## Problem statement
Report how many lines contain "screenshot". Give the number and nothing else.

(Stored data)
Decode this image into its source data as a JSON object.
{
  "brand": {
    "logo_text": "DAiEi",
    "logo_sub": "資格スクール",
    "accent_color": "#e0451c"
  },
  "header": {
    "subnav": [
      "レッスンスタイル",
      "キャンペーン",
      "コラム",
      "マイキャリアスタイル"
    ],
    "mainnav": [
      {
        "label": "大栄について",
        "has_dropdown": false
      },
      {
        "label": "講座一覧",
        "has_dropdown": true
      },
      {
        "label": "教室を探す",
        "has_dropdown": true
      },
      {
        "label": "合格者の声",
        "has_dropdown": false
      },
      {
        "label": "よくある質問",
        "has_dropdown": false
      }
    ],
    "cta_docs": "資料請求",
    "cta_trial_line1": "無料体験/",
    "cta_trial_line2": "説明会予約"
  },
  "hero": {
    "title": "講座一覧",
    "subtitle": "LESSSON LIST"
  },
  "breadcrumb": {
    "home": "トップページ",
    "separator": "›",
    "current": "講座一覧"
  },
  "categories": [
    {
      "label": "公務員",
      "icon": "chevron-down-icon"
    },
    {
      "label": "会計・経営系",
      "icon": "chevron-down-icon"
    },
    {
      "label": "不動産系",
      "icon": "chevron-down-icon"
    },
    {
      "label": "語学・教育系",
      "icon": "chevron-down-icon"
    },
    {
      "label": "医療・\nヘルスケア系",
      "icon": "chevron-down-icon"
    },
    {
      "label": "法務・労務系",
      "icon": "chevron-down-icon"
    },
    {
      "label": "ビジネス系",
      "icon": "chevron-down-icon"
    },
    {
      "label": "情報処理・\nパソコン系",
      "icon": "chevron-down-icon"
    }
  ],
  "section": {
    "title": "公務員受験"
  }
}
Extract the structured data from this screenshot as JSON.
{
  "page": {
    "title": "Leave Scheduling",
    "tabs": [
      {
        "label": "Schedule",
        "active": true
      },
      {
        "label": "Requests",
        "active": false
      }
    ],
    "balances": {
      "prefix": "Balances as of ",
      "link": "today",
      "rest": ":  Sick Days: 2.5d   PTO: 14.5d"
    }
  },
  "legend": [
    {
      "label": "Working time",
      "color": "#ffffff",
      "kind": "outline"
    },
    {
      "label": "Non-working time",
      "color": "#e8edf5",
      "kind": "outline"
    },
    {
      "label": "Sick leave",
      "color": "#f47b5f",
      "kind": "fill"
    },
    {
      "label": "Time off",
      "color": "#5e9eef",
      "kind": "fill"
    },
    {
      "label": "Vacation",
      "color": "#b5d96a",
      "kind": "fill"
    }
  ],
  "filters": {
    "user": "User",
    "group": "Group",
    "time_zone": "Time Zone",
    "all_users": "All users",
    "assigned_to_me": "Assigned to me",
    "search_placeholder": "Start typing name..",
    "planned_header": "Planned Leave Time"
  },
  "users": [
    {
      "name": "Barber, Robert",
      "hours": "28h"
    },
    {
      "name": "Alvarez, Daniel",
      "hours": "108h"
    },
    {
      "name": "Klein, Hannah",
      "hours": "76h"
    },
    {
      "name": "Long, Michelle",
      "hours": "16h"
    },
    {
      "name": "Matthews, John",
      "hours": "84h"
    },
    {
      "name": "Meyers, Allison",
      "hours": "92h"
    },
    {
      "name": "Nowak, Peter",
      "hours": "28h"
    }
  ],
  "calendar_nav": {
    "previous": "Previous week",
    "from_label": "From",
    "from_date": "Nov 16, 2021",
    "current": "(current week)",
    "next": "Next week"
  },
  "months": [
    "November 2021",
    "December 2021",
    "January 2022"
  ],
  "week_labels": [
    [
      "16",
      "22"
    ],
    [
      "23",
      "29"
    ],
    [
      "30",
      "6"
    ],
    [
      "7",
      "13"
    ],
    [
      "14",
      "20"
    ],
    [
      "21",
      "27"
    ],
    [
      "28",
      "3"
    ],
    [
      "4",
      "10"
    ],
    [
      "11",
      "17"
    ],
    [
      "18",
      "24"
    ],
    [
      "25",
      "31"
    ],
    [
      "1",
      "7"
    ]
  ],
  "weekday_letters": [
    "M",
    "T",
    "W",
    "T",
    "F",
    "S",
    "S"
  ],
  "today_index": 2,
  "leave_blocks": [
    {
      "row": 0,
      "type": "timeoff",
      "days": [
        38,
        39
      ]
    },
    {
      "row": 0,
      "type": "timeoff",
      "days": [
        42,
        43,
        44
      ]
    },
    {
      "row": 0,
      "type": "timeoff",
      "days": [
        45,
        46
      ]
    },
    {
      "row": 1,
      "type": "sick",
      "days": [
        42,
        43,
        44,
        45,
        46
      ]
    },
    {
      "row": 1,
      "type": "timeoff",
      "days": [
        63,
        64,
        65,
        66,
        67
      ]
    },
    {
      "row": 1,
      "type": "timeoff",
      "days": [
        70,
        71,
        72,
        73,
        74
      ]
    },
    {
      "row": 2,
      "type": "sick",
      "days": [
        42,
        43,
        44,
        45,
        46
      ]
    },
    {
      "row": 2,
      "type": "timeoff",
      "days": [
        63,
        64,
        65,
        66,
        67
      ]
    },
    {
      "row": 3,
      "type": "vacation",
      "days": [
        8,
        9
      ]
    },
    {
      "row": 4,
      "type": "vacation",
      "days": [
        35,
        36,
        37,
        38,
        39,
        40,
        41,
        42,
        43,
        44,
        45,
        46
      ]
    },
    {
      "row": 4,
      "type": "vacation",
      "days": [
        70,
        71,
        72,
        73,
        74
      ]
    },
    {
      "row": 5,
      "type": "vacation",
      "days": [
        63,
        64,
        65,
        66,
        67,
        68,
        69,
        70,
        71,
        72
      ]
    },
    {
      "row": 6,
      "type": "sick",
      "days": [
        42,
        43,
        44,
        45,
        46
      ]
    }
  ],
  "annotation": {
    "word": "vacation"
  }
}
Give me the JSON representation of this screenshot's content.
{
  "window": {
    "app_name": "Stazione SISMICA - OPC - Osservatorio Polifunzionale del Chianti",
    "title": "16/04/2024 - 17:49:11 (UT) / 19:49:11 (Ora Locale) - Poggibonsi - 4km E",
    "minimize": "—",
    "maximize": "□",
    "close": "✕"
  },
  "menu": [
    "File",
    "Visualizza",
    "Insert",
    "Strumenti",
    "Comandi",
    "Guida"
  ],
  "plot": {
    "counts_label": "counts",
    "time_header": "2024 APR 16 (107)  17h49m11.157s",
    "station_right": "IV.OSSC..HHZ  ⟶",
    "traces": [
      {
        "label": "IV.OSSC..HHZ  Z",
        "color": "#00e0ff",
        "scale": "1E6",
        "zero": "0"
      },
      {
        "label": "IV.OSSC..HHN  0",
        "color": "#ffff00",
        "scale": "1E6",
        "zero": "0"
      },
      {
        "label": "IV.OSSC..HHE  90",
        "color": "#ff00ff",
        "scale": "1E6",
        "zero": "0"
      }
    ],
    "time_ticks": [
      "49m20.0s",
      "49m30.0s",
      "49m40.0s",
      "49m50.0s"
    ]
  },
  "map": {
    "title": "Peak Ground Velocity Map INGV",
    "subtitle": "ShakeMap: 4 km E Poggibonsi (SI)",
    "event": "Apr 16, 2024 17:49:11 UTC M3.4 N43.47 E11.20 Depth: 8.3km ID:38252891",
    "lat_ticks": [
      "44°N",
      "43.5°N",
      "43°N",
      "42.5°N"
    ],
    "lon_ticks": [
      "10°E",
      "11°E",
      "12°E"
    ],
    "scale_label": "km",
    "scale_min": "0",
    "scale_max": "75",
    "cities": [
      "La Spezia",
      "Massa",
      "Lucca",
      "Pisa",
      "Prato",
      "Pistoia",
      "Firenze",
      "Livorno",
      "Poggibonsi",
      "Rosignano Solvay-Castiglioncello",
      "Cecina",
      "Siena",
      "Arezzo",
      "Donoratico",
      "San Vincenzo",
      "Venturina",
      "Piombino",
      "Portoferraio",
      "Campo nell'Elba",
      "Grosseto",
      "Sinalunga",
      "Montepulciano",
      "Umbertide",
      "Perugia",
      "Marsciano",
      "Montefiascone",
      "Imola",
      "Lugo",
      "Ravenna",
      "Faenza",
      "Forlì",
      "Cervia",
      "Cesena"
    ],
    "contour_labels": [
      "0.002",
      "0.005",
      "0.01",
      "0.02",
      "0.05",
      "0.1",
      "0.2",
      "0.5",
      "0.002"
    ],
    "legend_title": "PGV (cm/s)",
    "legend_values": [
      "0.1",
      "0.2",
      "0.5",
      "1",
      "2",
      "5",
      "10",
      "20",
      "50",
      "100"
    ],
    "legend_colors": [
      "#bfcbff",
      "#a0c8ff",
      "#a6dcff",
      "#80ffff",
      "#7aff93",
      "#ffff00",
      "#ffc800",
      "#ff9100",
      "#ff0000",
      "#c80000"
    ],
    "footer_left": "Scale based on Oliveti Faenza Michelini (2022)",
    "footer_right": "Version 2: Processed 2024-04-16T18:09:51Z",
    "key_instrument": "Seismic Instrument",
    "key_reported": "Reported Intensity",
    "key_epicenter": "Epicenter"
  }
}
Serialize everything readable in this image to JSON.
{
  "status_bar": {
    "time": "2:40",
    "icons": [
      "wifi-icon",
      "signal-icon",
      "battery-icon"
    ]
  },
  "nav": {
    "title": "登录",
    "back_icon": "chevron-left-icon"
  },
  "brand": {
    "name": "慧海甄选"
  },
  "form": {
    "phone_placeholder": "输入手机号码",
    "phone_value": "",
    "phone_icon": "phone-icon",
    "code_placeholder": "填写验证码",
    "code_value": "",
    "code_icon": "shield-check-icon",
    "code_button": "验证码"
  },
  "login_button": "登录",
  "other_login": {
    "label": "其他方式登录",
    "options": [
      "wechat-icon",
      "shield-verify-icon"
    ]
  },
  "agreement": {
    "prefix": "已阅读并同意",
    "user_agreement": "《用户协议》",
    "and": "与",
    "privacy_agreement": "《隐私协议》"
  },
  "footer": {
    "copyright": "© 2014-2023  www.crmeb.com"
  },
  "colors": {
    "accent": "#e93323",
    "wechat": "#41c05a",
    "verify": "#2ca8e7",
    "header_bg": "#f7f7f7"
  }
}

## Final result
2